> What this task involves: Copy the data precisely, keeping every character.

> Material to process:
* * * * * * *
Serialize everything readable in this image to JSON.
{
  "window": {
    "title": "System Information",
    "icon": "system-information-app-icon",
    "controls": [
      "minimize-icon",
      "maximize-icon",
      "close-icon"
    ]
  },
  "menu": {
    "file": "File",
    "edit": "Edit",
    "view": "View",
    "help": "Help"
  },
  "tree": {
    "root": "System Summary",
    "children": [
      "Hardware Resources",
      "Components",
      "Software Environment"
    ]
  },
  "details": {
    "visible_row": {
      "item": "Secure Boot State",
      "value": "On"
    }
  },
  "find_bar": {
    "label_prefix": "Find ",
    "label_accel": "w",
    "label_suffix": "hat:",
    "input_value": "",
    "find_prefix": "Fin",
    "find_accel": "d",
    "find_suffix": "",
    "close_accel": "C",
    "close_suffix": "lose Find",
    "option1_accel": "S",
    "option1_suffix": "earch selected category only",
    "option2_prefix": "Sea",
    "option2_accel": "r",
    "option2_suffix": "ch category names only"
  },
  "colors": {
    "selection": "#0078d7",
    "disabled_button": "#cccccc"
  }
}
* * * * * * *
> Completed exercise:
Serialize everything readable in this image to JSON.
{
  "window": {
    "title": "System Information",
    "icon": "system-information-app-icon",
    "controls": [
      "minimize-icon",
      "maximize-icon",
      "close-icon"
    ]
  },
  "menu": {
    "file": "File",
    "edit": "Edit",
    "view": "View",
    "help": "Help"
  },
  "tree": {
    "root": "System Summary",
    "children": [
      "Hardware Resources",
      "Components",
      "Software Environment"
    ]
  },
  "details": {
    "visible_row": {
      "item": "Secure Boot State",
      "value": "On"
    }
  },
  "find_bar": {
    "label_prefix": "Find ",
    "label_accel": "w",
    "label_suffix": "hat:",
    "input_value": "",
    "find_prefix": "Fin",
    "find_accel": "d",
    "find_suffix": "",
    "close_accel": "C",
    "close_suffix": "lose Find",
    "option1_accel": "S",
    "option1_suffix": "earch selected category only",
    "option2_prefix": "Sea",
    "option2_accel": "r",
    "option2_suffix": "ch category names only"
  },
  "colors": {
    "selection": "#0078d7",
    "disabled_button": "#cccccc"
  }
}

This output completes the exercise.